• _Problem details_
Collect each line holding the string "content".

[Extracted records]
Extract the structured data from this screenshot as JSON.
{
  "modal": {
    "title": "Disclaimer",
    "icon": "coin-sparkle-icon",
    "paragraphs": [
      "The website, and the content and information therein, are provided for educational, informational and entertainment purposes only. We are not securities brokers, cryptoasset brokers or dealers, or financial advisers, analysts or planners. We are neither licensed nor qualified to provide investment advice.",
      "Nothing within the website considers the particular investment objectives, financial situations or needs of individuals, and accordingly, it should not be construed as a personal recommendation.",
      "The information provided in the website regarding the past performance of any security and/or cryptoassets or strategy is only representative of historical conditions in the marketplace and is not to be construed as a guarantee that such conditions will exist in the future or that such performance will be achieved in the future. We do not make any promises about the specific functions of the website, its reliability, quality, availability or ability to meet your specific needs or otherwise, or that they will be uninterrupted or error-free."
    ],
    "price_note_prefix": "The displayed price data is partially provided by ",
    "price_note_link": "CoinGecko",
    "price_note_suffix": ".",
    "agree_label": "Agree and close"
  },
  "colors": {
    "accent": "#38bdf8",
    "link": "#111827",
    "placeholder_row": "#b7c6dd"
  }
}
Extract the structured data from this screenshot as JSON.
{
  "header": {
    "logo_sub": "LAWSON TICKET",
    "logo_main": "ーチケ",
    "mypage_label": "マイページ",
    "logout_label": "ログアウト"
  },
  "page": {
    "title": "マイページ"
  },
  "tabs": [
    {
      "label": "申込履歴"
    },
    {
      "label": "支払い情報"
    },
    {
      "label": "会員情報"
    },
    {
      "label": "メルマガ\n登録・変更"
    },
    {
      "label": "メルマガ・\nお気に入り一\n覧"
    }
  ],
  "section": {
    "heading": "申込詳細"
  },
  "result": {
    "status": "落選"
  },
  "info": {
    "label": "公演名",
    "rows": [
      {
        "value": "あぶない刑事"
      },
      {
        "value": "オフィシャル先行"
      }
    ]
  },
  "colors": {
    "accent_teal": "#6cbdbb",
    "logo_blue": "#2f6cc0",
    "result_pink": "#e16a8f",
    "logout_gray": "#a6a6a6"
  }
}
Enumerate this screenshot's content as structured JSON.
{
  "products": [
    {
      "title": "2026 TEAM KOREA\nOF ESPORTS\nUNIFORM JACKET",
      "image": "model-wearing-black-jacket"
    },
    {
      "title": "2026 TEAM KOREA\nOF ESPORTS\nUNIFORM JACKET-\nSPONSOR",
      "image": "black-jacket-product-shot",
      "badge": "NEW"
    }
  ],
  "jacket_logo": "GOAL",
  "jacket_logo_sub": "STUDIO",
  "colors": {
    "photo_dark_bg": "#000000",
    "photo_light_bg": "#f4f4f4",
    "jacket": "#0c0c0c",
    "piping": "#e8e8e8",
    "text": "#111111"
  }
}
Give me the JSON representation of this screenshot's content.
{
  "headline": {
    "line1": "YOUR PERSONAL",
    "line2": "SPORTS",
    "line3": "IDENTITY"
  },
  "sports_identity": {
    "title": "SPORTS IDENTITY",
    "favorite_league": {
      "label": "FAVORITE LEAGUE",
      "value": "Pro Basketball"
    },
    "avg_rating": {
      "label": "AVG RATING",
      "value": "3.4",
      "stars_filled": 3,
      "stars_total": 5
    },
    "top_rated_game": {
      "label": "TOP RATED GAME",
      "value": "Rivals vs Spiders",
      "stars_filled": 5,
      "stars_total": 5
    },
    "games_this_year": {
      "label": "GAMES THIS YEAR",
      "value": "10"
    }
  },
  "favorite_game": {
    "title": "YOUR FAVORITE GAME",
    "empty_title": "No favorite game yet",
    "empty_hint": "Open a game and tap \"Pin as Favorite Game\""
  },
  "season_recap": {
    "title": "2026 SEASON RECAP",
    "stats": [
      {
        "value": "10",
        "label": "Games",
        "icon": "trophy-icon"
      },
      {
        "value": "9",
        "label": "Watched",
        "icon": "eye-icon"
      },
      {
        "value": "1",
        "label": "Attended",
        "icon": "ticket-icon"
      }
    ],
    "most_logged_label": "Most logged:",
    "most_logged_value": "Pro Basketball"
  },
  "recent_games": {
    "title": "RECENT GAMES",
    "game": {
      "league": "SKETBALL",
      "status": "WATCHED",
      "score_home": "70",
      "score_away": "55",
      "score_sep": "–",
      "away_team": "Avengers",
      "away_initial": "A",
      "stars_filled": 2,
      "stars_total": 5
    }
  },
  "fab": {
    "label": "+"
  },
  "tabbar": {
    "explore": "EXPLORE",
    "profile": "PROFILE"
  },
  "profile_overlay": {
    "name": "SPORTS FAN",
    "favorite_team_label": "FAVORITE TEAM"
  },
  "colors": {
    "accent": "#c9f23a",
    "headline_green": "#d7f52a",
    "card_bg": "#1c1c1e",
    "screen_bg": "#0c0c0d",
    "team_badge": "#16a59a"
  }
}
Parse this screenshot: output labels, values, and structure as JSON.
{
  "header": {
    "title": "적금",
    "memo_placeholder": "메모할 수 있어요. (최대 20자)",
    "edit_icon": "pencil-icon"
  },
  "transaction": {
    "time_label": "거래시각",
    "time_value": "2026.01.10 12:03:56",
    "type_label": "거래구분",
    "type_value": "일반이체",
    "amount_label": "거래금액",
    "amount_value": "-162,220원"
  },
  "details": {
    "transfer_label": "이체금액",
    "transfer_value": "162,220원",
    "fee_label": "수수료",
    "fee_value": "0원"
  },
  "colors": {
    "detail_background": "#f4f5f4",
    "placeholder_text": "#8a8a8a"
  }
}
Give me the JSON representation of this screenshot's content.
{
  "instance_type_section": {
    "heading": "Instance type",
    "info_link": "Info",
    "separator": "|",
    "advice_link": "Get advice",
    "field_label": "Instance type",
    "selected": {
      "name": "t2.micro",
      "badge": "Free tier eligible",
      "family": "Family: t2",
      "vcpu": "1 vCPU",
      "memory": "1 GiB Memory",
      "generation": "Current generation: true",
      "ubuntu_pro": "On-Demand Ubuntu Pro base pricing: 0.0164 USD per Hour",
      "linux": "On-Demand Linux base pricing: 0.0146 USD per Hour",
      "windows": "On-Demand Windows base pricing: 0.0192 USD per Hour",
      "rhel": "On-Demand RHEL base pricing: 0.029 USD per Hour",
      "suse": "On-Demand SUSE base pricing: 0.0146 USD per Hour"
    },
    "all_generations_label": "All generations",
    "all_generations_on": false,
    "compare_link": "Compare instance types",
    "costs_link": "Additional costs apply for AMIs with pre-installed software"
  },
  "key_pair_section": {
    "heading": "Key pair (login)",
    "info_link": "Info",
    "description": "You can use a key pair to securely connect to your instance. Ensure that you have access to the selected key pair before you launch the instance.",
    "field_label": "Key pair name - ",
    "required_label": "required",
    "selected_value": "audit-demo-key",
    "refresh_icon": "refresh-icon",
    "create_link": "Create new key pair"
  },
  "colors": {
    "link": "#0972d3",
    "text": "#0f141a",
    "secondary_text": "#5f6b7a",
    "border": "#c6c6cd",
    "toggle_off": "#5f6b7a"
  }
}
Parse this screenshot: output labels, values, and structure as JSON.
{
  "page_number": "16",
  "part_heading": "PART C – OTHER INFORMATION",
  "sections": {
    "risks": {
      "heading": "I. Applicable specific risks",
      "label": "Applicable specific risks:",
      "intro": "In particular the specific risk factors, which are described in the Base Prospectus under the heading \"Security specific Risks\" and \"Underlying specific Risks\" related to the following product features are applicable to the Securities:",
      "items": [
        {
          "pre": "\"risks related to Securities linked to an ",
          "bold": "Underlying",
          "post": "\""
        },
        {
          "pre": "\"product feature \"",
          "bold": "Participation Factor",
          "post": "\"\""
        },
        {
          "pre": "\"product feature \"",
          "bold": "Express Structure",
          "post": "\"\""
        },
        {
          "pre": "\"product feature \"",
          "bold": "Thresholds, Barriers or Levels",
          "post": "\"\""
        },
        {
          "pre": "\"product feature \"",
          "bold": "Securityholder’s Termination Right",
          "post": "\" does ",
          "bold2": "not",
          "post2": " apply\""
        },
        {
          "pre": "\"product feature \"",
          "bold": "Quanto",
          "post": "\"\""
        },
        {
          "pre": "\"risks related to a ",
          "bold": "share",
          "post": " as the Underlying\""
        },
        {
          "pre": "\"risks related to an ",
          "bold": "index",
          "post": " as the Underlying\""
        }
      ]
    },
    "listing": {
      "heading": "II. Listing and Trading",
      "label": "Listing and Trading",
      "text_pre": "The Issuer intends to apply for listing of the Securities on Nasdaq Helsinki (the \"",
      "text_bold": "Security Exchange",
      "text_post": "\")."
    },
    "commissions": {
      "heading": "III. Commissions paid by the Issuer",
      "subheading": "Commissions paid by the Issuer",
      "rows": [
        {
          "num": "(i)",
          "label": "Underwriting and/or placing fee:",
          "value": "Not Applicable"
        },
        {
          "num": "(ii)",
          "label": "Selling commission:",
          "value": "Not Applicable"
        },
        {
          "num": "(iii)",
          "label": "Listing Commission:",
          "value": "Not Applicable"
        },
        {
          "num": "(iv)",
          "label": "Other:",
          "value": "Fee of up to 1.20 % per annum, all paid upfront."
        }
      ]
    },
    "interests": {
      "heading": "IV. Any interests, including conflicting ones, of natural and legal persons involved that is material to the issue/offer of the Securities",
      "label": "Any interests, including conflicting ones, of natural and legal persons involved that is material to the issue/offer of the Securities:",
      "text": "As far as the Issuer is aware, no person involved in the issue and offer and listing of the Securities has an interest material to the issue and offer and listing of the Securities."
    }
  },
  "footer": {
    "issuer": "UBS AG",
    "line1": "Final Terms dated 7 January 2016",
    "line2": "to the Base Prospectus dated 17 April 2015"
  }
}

• _Exercise solution_
      "The website, and the content and information therein, are provided for educational, informational and entertainment purposes only. We are not securities brokers, cryptoasset brokers or dealers, or financial advisers, analysts or planners. We are neither licensed nor qualified to provide investment advice.",
Enumerate this screenshot's content as structured JSON.
Give me the JSON representation of this screenshot's content.
Give me the JSON representation of this screenshot's content.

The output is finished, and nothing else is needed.